Dataset rows:
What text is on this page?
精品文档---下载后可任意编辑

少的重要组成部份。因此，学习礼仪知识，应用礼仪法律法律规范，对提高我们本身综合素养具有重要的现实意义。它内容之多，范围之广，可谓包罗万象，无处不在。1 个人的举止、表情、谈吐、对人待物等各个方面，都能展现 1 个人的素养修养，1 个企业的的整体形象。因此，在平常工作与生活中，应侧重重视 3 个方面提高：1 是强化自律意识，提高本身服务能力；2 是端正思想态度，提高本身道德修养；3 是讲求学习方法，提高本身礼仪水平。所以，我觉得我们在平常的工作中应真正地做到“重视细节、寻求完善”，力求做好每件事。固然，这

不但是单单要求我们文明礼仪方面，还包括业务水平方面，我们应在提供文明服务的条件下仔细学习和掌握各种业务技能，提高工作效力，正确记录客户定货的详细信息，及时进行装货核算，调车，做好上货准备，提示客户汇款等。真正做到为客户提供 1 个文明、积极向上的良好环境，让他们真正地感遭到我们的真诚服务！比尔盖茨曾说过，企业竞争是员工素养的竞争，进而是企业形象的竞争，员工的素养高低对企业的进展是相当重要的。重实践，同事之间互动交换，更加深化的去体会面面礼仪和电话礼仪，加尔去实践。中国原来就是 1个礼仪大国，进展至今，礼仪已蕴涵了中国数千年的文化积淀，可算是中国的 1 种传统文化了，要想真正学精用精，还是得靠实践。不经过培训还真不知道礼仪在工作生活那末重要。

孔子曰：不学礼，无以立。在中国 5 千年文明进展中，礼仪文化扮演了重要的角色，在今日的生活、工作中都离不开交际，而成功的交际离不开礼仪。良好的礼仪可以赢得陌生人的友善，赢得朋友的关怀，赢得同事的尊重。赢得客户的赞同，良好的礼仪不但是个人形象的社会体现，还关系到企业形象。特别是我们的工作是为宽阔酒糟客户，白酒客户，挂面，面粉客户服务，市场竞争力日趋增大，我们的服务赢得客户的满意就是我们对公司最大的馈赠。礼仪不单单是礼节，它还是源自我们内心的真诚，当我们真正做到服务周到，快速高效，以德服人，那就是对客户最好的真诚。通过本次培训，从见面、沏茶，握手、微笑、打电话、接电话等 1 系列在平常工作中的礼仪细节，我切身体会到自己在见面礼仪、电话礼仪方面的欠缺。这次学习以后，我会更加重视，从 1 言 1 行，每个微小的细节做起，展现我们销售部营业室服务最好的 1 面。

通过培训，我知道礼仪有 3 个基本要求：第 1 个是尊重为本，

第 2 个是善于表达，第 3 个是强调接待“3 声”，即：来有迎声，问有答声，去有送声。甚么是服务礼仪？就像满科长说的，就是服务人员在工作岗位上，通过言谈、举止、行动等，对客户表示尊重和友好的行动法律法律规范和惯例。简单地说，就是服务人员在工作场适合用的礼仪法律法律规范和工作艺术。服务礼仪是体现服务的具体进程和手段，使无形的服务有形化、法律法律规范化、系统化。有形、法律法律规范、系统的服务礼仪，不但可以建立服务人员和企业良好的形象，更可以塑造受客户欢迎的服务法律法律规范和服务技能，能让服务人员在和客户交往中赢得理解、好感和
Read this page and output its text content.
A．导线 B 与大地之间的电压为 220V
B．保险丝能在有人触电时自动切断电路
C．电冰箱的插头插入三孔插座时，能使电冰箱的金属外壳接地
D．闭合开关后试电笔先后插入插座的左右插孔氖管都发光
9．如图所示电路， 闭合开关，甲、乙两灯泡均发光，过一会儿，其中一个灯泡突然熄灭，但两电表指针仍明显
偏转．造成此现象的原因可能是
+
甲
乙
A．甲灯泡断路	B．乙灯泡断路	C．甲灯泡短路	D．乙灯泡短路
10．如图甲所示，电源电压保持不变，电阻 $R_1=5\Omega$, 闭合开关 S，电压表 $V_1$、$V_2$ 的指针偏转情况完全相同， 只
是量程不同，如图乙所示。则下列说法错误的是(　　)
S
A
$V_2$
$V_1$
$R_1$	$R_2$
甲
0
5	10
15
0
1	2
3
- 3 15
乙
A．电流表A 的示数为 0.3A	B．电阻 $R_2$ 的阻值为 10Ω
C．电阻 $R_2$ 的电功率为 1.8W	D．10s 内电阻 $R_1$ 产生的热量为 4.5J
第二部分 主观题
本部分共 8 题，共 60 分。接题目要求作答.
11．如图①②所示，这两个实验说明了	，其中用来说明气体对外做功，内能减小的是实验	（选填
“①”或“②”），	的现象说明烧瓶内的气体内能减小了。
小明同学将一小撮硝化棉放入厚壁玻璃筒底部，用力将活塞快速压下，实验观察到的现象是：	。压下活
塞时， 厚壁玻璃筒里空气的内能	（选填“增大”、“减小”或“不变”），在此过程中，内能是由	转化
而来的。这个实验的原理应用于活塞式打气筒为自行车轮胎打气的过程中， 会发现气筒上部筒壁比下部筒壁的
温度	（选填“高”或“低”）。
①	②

STATED PROBLEM
Reproduce the listing above exactly from the line containing "Read this page and output its text content." through its last line, with both of those lines included.

ANSWER TO THE PROBLEM
Read this page and output its text content.
A．导线 B 与大地之间的电压为 220V
B．保险丝能在有人触电时自动切断电路
C．电冰箱的插头插入三孔插座时，能使电冰箱的金属外壳接地
D．闭合开关后试电笔先后插入插座的左右插孔氖管都发光
9．如图所示电路， 闭合开关，甲、乙两灯泡均发光，过一会儿，其中一个灯泡突然熄灭，但两电表指针仍明显
偏转．造成此现象的原因可能是
+
甲
乙
A．甲灯泡断路	B．乙灯泡断路	C．甲灯泡短路	D．乙灯泡短路
10．如图甲所示，电源电压保持不变，电阻 $R_1=5\Omega$, 闭合开关 S，电压表 $V_1$、$V_2$ 的指针偏转情况完全相同， 只
是量程不同，如图乙所示。则下列说法错误的是(　　)
S
A
$V_2$
$V_1$
$R_1$	$R_2$
甲
0
5	10
15
0
1	2
3
- 3 15
乙
A．电流表A 的示数为 0.3A	B．电阻 $R_2$ 的阻值为 10Ω
C．电阻 $R_2$ 的电功率为 1.8W	D．10s 内电阻 $R_1$ 产生的热量为 4.5J
第二部分 主观题
本部分共 8 题，共 60 分。接题目要求作答.
11．如图①②所示，这两个实验说明了	，其中用来说明气体对外做功，内能减小的是实验	（选填
“①”或“②”），	的现象说明烧瓶内的气体内能减小了。
小明同学将一小撮硝化棉放入厚壁玻璃筒底部，用力将活塞快速压下，实验观察到的现象是：	。压下活
塞时， 厚壁玻璃筒里空气的内能	（选填“增大”、“减小”或“不变”），在此过程中，内能是由	转化
而来的。这个实验的原理应用于活塞式打气筒为自行车轮胎打气的过程中， 会发现气筒上部筒壁比下部筒壁的
温度	（选填“高”或“低”）。
①	②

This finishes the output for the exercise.